**The data:**

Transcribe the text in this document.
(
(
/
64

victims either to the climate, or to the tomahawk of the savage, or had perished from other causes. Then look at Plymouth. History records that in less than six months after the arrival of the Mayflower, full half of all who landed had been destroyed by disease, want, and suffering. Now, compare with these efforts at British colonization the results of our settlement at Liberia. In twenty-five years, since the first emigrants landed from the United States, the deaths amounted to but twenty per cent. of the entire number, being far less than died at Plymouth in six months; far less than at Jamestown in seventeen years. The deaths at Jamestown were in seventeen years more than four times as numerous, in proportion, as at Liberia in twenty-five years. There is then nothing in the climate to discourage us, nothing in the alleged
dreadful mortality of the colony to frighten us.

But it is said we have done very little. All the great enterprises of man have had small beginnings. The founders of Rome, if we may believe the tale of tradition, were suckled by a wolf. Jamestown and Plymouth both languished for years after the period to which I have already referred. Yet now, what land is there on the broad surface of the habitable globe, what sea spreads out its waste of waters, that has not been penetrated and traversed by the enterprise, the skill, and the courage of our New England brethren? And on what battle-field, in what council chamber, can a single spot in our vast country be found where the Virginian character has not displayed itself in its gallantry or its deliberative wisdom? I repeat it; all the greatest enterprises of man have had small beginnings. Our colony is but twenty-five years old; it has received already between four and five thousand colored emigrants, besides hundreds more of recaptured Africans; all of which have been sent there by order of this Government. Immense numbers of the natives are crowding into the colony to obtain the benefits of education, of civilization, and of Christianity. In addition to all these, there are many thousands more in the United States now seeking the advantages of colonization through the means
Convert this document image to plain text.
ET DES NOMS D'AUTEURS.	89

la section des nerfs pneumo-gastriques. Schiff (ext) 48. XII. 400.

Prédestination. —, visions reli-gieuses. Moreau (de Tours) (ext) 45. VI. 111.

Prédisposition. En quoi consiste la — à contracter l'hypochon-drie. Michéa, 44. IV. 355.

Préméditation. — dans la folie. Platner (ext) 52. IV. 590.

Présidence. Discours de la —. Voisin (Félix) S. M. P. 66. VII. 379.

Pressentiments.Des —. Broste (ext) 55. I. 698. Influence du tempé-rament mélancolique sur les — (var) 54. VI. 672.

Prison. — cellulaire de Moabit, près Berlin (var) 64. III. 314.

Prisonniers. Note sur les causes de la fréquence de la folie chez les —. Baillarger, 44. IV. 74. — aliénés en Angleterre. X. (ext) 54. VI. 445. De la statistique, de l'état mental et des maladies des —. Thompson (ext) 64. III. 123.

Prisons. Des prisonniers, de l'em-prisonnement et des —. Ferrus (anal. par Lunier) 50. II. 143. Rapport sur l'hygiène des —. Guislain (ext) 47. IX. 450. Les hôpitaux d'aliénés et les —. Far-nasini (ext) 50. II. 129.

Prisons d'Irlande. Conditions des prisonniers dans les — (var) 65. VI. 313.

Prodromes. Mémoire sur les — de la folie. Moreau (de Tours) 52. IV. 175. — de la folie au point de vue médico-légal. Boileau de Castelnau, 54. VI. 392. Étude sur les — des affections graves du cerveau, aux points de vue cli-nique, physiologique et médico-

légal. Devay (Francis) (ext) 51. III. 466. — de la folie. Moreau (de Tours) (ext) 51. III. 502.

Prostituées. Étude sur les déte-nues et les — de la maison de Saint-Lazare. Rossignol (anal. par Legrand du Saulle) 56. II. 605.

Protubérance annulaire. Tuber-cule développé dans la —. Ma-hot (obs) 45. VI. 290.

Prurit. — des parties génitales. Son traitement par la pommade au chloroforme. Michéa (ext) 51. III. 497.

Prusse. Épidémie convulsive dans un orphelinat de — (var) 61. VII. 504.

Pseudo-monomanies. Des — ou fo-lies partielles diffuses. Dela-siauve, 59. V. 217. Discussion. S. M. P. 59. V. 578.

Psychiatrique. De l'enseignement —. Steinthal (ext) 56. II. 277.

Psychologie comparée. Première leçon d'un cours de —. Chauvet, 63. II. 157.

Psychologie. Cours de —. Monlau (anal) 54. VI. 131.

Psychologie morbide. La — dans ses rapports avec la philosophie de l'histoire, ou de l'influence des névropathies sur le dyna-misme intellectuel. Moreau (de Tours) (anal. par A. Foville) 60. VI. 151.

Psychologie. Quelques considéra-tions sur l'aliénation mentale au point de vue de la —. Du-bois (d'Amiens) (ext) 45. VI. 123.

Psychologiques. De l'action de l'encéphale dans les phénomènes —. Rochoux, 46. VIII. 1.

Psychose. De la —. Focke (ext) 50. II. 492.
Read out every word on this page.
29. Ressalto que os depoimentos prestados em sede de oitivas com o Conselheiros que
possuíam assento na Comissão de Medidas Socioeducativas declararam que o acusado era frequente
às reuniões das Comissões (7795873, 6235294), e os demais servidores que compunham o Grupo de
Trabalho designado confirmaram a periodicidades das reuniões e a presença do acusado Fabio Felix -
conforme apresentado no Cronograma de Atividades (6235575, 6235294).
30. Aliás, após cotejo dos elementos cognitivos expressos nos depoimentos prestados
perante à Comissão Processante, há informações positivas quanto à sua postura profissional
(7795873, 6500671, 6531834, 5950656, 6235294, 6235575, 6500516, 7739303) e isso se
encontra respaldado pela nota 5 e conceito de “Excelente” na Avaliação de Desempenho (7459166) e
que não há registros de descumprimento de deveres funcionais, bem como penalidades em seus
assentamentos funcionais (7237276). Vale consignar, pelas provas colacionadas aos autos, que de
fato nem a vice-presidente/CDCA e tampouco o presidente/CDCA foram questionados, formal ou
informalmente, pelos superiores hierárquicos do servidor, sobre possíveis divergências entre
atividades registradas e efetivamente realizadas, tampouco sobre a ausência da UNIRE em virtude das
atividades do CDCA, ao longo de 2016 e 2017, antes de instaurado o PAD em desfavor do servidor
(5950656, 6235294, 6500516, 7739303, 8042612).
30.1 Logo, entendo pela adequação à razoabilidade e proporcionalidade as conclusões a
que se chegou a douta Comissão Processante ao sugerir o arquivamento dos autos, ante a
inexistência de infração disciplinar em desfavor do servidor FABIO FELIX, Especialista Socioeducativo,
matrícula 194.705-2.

**Instruction:**
Lines that hold the word "Comissão" are the ones to return, every one of them.

**Finished task:**
possuíam assento na Comissão de Medidas Socioeducativas declararam que o acusado era frequente
perante à Comissão Processante, há informações positivas quanto à sua postura profissional
que se chegou a douta Comissão Processante ao sugerir o arquivamento dos autos, ante a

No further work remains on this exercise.